**Written task:** Pull out each line of the data that includes the word "zonas".

▼

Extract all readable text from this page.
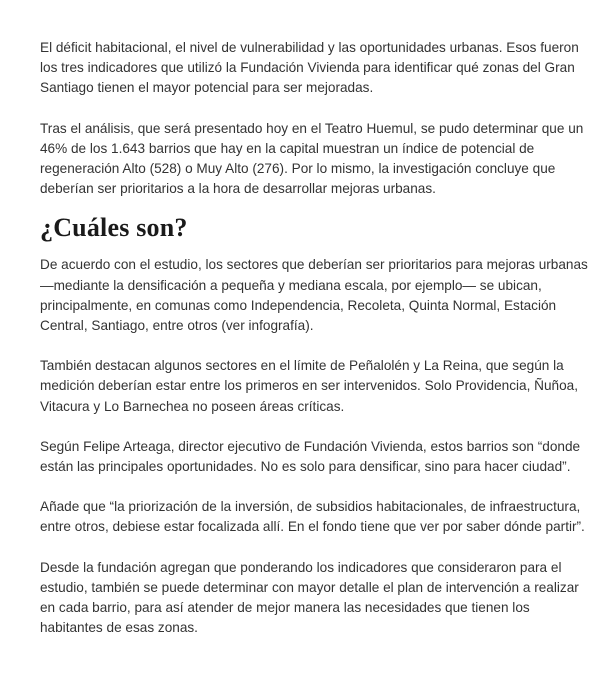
El déficit habitacional, el nivel de vulnerabilidad y las oportunidades urbanas. Esos fueron los tres indicadores que utilizó la Fundación Vivienda para identificar qué zonas del Gran Santiago tienen el mayor potencial para ser mejoradas.

Tras el análisis, que será presentado hoy en el Teatro Huemul, se pudo determinar que un 46% de los 1.643 barrios que hay en la capital muestran un índice de potencial de regeneración Alto (528) o Muy Alto (276). Por lo mismo, la investigación concluye que deberían ser prioritarios a la hora de desarrollar mejoras urbanas.

¿Cuáles son?

De acuerdo con el estudio, los sectores que deberían ser prioritarios para mejoras urbanas —mediante la densificación a pequeña y mediana escala, por ejemplo— se ubican, principalmente, en comunas como Independencia, Recoleta, Quinta Normal, Estación Central, Santiago, entre otros (ver infografía).

También destacan algunos sectores en el límite de Peñalolén y La Reina, que según la medición deberían estar entre los primeros en ser intervenidos. Solo Providencia, Ñuñoa, Vitacura y Lo Barnechea no poseen áreas críticas.

Según Felipe Arteaga, director ejecutivo de Fundación Vivienda, estos barrios son “donde están las principales oportunidades. No es solo para densificar, sino para hacer ciudad”.

Añade que “la priorización de la inversión, de subsidios habitacionales, de infraestructura, entre otros, debiese estar focalizada allí. En el fondo tiene que ver por saber dónde partir”.

Desde la fundación agregan que ponderando los indicadores que consideraron para el estudio, también se puede determinar con mayor detalle el plan de intervención a realizar en cada barrio, para así atender de mejor manera las necesidades que tienen los habitantes de esas zonas.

▲

**Task answer:**
El déficit habitacional, el nivel de vulnerabilidad y las oportunidades urbanas. Esos fueron los tres indicadores que utilizó la Fundación Vivienda para identificar qué zonas del Gran Santiago tienen el mayor potencial para ser mejoradas.
Desde la fundación agregan que ponderando los indicadores que consideraron para el estudio, también se puede determinar con mayor detalle el plan de intervención a realizar en cada barrio, para así atender de mejor manera las necesidades que tienen los habitantes de esas zonas.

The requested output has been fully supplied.